» What to do: Give the records from the line containing "254, 143, 270]" through the line containing "808, 1082, 834]" as a numbered list, omitting any blank lines.
====
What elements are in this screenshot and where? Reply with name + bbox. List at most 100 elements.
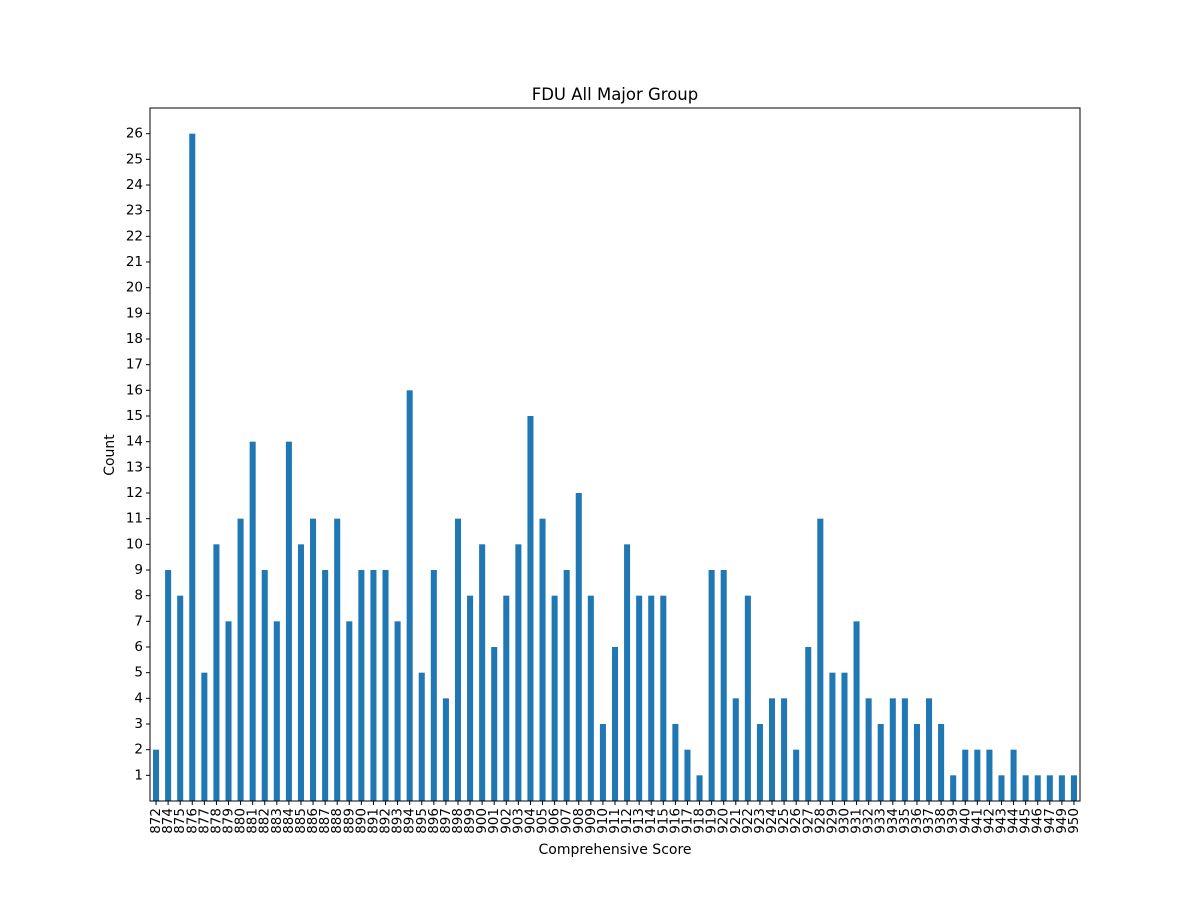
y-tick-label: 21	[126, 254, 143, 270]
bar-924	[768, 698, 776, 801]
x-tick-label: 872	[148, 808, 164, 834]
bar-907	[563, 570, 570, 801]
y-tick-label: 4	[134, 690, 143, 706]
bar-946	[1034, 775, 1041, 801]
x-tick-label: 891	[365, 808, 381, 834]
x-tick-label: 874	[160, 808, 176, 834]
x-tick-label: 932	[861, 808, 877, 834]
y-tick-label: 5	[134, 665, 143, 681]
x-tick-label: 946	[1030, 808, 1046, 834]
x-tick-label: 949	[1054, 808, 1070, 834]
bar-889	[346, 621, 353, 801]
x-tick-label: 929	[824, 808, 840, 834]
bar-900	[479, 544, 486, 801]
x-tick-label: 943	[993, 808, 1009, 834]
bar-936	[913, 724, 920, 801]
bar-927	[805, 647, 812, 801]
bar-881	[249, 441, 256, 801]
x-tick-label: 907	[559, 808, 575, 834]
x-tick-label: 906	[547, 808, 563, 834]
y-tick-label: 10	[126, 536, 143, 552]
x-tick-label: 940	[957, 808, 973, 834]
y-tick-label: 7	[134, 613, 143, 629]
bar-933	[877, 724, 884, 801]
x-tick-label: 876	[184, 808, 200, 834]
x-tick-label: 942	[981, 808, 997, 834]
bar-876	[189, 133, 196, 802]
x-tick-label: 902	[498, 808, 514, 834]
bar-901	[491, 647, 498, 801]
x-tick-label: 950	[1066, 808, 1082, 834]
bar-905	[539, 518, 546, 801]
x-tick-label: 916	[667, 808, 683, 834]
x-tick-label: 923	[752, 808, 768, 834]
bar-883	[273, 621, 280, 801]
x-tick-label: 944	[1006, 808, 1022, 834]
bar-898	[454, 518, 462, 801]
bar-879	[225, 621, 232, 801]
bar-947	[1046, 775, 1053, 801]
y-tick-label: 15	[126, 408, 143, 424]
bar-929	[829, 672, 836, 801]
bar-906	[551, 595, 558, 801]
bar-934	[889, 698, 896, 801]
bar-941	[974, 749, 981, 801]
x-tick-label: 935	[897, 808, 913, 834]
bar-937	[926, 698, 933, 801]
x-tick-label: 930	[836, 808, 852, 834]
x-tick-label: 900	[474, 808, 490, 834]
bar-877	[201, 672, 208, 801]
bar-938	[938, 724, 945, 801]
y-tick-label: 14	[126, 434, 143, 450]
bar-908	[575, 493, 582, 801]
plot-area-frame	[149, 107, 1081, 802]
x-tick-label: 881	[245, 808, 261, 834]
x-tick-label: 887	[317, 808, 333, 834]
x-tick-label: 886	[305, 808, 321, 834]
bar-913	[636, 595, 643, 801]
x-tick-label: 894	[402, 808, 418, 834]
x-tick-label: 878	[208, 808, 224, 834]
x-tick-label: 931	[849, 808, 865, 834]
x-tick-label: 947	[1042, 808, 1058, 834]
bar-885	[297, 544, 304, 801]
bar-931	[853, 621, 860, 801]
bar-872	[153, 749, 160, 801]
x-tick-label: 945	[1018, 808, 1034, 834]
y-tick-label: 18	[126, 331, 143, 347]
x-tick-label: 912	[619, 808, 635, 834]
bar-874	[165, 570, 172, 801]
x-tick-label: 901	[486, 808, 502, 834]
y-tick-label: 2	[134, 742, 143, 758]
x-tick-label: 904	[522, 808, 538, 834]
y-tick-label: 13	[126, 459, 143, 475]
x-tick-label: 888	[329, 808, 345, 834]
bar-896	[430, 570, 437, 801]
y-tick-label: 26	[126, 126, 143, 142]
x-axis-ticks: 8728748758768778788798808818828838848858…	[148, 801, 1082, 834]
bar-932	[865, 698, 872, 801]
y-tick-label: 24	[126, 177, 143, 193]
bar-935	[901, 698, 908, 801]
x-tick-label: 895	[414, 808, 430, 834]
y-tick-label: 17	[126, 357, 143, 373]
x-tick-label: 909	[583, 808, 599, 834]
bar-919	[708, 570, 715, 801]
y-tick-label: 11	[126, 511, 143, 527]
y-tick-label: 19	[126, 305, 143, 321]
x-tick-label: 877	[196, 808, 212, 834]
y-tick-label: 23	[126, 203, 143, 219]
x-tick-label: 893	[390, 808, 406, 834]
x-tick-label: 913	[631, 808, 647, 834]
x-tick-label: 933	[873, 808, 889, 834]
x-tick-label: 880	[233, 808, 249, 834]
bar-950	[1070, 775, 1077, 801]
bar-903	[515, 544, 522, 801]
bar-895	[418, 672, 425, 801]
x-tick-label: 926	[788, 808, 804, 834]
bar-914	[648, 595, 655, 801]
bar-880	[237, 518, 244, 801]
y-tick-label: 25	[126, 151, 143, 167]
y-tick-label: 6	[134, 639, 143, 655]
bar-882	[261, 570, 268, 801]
====
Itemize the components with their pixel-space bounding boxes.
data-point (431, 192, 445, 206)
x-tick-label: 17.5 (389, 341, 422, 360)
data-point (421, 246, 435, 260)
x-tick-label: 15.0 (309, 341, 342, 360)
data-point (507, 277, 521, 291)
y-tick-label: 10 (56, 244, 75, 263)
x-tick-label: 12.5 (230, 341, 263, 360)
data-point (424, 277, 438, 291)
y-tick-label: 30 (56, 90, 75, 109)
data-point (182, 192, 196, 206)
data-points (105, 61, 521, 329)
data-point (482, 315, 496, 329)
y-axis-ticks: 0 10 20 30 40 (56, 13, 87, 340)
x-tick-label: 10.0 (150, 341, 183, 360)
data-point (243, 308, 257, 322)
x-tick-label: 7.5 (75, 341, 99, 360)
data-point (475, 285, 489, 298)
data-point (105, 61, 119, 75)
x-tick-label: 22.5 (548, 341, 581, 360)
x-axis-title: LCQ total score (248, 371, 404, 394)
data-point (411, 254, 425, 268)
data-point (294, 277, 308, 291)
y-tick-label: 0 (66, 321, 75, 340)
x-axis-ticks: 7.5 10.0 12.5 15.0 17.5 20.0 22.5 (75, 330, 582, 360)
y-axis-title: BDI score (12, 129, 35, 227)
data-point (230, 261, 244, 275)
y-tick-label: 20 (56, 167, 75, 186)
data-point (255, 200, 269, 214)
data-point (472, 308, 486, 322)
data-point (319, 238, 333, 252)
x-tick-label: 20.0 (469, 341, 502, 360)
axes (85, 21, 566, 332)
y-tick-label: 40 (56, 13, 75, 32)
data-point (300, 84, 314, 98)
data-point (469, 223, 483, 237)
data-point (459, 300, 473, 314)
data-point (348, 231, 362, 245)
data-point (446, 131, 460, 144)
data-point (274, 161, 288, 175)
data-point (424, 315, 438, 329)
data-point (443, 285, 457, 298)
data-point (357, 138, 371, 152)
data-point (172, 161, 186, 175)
====
» Exercise result:
1. y-tick-label: 21	[126, 254, 143, 270]
2. bar-924	[768, 698, 776, 801]
3. x-tick-label: 872	[148, 808, 164, 834]
4. bar-907	[563, 570, 570, 801]
5. y-tick-label: 4	[134, 690, 143, 706]
6. bar-946	[1034, 775, 1041, 801]
7. x-tick-label: 891	[365, 808, 381, 834]
8. x-tick-label: 874	[160, 808, 176, 834]
9. x-tick-label: 932	[861, 808, 877, 834]
10. y-tick-label: 5	[134, 665, 143, 681]
11. x-tick-label: 946	[1030, 808, 1046, 834]
12. x-tick-label: 949	[1054, 808, 1070, 834]
13. bar-889	[346, 621, 353, 801]
14. x-tick-label: 929	[824, 808, 840, 834]
15. bar-900	[479, 544, 486, 801]
16. x-tick-label: 943	[993, 808, 1009, 834]
17. bar-936	[913, 724, 920, 801]
18. bar-927	[805, 647, 812, 801]
19. bar-881	[249, 441, 256, 801]
20. x-tick-label: 907	[559, 808, 575, 834]
21. x-tick-label: 906	[547, 808, 563, 834]
22. y-tick-label: 10	[126, 536, 143, 552]
23. x-tick-label: 940	[957, 808, 973, 834]
24. y-tick-label: 7	[134, 613, 143, 629]
25. bar-933	[877, 724, 884, 801]
26. x-tick-label: 876	[184, 808, 200, 834]
27. x-tick-label: 942	[981, 808, 997, 834]
28. bar-876	[189, 133, 196, 802]
29. x-tick-label: 902	[498, 808, 514, 834]
30. bar-901	[491, 647, 498, 801]
31. x-tick-label: 950	[1066, 808, 1082, 834]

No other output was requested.